## TEXTE PROPOSÉ
+++++
De plus, à l’aide de techniques avancées d’analyse structurelle de la substance grise (“voxel based morphometry”, VBM) et de la substance blanche (“tract based spatial statistics”, TBSS) [12, 13], on essaie de mettre en évidence de faibles différences de signal à l’IRM, qui ne sont pas visibles par une analyse purement visuelle.
Imagerie préopératoire : outre l’exclusion des causes de parkinsonisme autres que la maladie de Parkinson, l’imagerie en coupe est utile pour la détermination préopératoire des cibles (globus pallidus et surtout nerf sous-thalamique) avant l’implantation d’électrodes pour une stimulation cérébrale profonde.
Méthodes de médecine nucléaire
Les méthodes de médecine nucléaire permettent de détecter un dysfonctionnement du système dopaminergique et sont utilisées dans la pratique clinique quotidienne comme test diagnostique supplémentaire dans les cas peu clairs. Ainsi, la disponibilité des transporteurs présynaptiques de la dopamine (DaT) ou l’activité de la dopa-décaroboxylase peuvent être étudiées au moyen de différents ligands en SPECT ou PET. En particulier, le “DaT-Scan” (le [123I]FP-CIT-SPECT) s’est répandu comme test pour les syndromes parkinsoniens peu clairs. Dans la maladie de Parkinson, on observe une diminution de la fixation des ligands(figure 4), ce qui permet de la distinguer du tremblement essentiel (mais pas avec certitude des syndromes parkinsoniens atypiques) [14].
Fig. 4 : Balayage DaT
a) Résultat normal avec une liaison symétrique du ligand dans le striatum.
b) diminution de la fixation des ligands dans la maladie de Parkinson, en particulier du côté gauche (en cas de clinique essentiellement droite).
+++++
## LISTE DES DONNÉES

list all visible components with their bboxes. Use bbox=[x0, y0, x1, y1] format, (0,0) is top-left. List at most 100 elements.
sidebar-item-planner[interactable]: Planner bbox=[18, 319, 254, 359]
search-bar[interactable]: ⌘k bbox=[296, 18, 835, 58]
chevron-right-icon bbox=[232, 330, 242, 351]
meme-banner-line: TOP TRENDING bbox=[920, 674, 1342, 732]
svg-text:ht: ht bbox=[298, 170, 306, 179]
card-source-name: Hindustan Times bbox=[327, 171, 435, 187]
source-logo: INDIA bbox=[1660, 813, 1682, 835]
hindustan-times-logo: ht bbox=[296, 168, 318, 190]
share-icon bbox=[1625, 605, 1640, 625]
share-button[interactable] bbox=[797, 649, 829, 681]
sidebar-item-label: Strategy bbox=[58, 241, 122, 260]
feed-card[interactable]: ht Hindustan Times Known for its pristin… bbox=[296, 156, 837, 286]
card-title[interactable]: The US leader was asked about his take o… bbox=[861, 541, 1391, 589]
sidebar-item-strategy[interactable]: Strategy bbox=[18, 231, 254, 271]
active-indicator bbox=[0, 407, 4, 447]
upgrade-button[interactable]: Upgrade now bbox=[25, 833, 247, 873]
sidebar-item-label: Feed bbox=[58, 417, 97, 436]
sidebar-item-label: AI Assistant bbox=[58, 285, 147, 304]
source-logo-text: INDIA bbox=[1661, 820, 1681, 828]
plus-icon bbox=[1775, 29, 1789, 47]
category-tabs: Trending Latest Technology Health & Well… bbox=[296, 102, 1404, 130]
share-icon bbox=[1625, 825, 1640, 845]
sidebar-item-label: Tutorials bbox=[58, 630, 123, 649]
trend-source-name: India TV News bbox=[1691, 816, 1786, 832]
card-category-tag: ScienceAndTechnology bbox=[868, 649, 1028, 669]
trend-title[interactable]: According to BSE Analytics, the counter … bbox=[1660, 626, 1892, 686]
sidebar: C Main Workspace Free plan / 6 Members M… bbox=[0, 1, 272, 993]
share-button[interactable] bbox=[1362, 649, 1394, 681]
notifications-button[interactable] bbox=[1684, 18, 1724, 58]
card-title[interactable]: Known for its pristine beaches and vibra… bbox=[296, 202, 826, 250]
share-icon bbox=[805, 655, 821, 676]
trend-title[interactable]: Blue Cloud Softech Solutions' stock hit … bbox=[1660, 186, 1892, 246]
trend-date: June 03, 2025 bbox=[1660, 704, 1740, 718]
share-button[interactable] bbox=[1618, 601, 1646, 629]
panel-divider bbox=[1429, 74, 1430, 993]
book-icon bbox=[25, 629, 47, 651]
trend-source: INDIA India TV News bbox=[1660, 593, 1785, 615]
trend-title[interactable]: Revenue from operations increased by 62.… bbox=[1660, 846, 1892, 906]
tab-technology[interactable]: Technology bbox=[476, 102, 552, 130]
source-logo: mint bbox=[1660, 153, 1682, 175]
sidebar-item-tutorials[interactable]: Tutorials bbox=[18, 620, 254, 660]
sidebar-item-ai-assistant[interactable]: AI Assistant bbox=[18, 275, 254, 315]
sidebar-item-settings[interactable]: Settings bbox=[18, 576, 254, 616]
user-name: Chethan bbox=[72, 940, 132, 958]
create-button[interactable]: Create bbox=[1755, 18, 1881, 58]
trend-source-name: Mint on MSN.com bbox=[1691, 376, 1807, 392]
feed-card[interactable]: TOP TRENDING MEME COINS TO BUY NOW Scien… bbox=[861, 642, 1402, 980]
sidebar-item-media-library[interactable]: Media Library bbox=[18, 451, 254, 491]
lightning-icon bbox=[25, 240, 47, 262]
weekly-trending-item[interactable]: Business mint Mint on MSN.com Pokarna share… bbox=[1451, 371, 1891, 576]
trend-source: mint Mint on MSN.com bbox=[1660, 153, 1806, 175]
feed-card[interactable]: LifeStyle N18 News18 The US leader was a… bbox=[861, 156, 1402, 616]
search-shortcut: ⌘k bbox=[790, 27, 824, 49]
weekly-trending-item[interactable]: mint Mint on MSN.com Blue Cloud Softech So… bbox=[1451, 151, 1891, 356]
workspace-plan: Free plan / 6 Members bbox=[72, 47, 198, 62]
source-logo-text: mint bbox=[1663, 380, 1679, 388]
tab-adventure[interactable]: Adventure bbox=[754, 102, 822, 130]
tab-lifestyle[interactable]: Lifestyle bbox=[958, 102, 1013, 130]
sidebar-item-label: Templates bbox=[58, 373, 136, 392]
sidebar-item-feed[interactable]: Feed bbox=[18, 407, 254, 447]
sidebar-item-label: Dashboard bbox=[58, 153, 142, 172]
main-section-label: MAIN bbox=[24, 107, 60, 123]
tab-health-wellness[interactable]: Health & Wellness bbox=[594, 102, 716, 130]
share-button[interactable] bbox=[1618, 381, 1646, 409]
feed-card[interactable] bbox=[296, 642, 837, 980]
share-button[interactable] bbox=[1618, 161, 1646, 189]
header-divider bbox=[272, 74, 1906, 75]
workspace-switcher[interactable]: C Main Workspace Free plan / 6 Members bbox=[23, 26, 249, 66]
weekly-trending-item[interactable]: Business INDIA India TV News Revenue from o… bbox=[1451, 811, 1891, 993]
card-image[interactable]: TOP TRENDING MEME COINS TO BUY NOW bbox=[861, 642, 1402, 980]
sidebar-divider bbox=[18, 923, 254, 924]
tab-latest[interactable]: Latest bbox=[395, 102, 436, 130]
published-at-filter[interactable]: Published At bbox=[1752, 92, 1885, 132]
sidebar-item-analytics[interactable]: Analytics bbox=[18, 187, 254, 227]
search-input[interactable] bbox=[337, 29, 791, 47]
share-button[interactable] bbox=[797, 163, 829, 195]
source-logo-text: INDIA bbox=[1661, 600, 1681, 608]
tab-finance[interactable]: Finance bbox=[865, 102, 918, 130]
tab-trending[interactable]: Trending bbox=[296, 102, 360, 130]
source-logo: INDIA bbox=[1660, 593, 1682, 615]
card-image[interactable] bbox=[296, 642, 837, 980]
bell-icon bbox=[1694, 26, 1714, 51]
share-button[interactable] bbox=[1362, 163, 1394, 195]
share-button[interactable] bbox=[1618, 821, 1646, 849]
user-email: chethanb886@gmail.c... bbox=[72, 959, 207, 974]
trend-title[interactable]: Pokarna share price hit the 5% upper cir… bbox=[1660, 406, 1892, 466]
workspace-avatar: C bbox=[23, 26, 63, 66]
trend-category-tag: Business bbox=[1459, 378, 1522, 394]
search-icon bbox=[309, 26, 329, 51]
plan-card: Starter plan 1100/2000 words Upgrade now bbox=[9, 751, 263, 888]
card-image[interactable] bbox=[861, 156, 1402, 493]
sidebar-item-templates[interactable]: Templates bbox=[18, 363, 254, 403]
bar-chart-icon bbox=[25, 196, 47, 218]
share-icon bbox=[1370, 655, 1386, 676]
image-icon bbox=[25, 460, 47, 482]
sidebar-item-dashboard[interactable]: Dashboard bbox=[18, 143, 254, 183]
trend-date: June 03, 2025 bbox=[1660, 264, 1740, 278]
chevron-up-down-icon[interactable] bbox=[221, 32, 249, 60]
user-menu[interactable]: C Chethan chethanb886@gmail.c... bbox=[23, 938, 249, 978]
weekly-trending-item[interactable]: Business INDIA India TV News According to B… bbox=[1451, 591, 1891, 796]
+++++
## CONSIGNES À SUIVRE
A - Recopiez fidèlement, dans le texte sur l'imagerie de la maladie de Parkinson, le passage allant de « Imagerie préopératoire : outre » jusqu'à « stimulation cérébrale profonde. ».
B - Rédigez la suite du texte sur l'imagerie de la maladie de Parkinson, à partir de sa dernière phrase.
Le matériel présenté provient d'une autre source que le texte.

## CORRIGÉ DES EXERCICES
A -
Imagerie préopératoire : outre l’exclusion des causes de parkinsonisme autres que la maladie de Parkinson, l’imagerie en coupe est utile pour la détermination préopératoire des cibles (globus pallidus et surtout nerf sous-thalamique) avant l’implantation d’électrodes pour une stimulation cérébrale profonde.

B -
Méthodes de classification
Outre les analyses morphologiques décrites ci-dessus, de plus en plus d’analyses de classification sont entreprises pour améliorer le diagnostic chez les patients individuels. Celles-ci ne sont pas basées, comme les études de groupe, sur l’idée de comparer des groupes de patients à des sujets témoins sains afin de détecter les changements structurels liés à la maladie [15], dont les différences peuvent être significatives au niveau du groupe, mais pas assez prononcées au niveau individuel pour permettre un diagnostic dans la pratique clinique quotidienne. Ils ont plutôt pour objectif d’identifier ou de classer correctement les patients individuels. Les études de classification sont effectuées à l’aide d’analyses “support vector machine” de différentes données (par ex. séquences DTI ou SWI). Un classificateur “support vector machine” est une méthode d’analyse qui vise à classer les données en deux groupes ou plus (par ex. maladie de Parkinson/parkinsonisme atypique) sur la base de la reconnaissance de modèles. Pour ce faire, la première étape consiste à analyser des images traitées (c’est-à-dire transférées dans un espace standard, par exemple) à l’aide de différents algorithmes afin de déterminer les caractéristiques les plus discriminantes. Dans une deuxième étape, la sensibilité, la spécificité et la précision du classificateur obtenu sont testées sur un nouveau groupe de données [16]. Les résultats préliminaires de l’analyse des données DTI et SWI ont montré une précision de classification élevée pour les patients atteints de la maladie de Parkinson (vs. les patients présentant des symptômes atypiques de la maladie de Parkinson [12, 13]).